→ **OBJECTIVE**: Which lines hold the string "live"? Copy every one of them.

→ **MATERIAL**:
--
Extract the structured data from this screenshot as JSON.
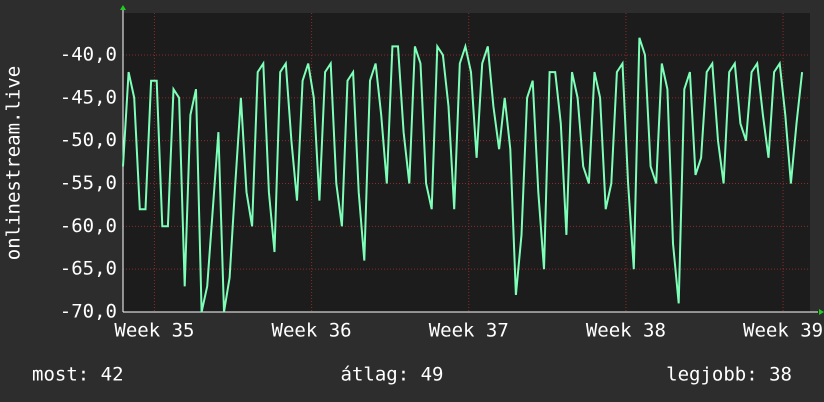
{
  "chart_data": {
    "type": "line",
    "y_label": "onlinestream.live",
    "annotations": [
      "most: 42",
      "átlag: 49",
      "legjobb: 38"
    ],
    "x": [
      0,
      0.25,
      0.5,
      0.75,
      1,
      1.25,
      1.5,
      1.75,
      2,
      2.25,
      2.5,
      2.75,
      3,
      3.25,
      3.5,
      3.75,
      4,
      4.25,
      4.5,
      4.75,
      5,
      5.25,
      5.5,
      5.75,
      6,
      6.25,
      6.5,
      6.75,
      7,
      7.25,
      7.5,
      7.75,
      8,
      8.25,
      8.5,
      8.75,
      9,
      9.25,
      9.5,
      9.75,
      10,
      10.25,
      10.5,
      10.75,
      11,
      11.25,
      11.5,
      11.75,
      12,
      12.25,
      12.5,
      12.75,
      13,
      13.25,
      13.5,
      13.75,
      14,
      14.25,
      14.5,
      14.75,
      15,
      15.25,
      15.5,
      15.75,
      16,
      16.25,
      16.5,
      16.75,
      17,
      17.25,
      17.5,
      17.75,
      18,
      18.25,
      18.5,
      18.75,
      19,
      19.25,
      19.5,
      19.75,
      20,
      20.25,
      20.5,
      20.75,
      21,
      21.25,
      21.5,
      21.75,
      22,
      22.25,
      22.5,
      22.75,
      23,
      23.25,
      23.5,
      23.75,
      24,
      24.25,
      24.5,
      24.75,
      25,
      25.25,
      25.5,
      25.75,
      26,
      26.25,
      26.5,
      26.75,
      27,
      27.25,
      27.5,
      27.75,
      28,
      28.25,
      28.5,
      28.75,
      29,
      29.25,
      29.5,
      29.75,
      30,
      30.25
    ],
    "series": [
      {
        "name": "onlinestream.live",
        "color": "#7dffb8",
        "values": [
          -53,
          -42,
          -45,
          -58,
          -58,
          -43,
          -43,
          -60,
          -60,
          -44,
          -45,
          -67,
          -47,
          -44,
          -70,
          -67,
          -58,
          -49,
          -70,
          -66,
          -55,
          -45,
          -56,
          -60,
          -42,
          -41,
          -56,
          -63,
          -42,
          -41,
          -50,
          -57,
          -43,
          -41,
          -45,
          -57,
          -42,
          -41,
          -55,
          -60,
          -43,
          -42,
          -56,
          -64,
          -43,
          -41,
          -47,
          -55,
          -39,
          -39,
          -49,
          -55,
          -39,
          -41,
          -55,
          -58,
          -39,
          -40,
          -46,
          -58,
          -41,
          -39,
          -42,
          -52,
          -41,
          -39,
          -46,
          -51,
          -45,
          -51,
          -68,
          -61,
          -45,
          -43,
          -56,
          -65,
          -42,
          -42,
          -48,
          -61,
          -42,
          -45,
          -53,
          -55,
          -42,
          -45,
          -58,
          -55,
          -42,
          -41,
          -55,
          -65,
          -38,
          -40,
          -53,
          -55,
          -41,
          -44,
          -62,
          -69,
          -44,
          -42,
          -54,
          -52,
          -42,
          -41,
          -50,
          -55,
          -42,
          -41,
          -48,
          -50,
          -42,
          -41,
          -47,
          -52,
          -42,
          -41,
          -47,
          -55,
          -48,
          -42
        ]
      }
    ],
    "xlim": [
      0,
      30.6
    ],
    "xticks": [
      {
        "value": 1.4,
        "label": "Week 35"
      },
      {
        "value": 8.4,
        "label": "Week 36"
      },
      {
        "value": 15.4,
        "label": "Week 37"
      },
      {
        "value": 22.4,
        "label": "Week 38"
      },
      {
        "value": 29.4,
        "label": "Week 39"
      }
    ],
    "ylim": [
      -70,
      -35.1
    ],
    "yticks": [
      {
        "value": -70,
        "label": "-70,0"
      },
      {
        "value": -65,
        "label": "-65,0"
      },
      {
        "value": -60,
        "label": "-60,0"
      },
      {
        "value": -55,
        "label": "-55,0"
      },
      {
        "value": -50,
        "label": "-50,0"
      },
      {
        "value": -45,
        "label": "-45,0"
      },
      {
        "value": -40,
        "label": "-40,0"
      }
    ],
    "grid": true
  }
}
--
→ **SOLVED PROBLEM**:
    "y_label": "onlinestream.live",
        "name": "onlinestream.live",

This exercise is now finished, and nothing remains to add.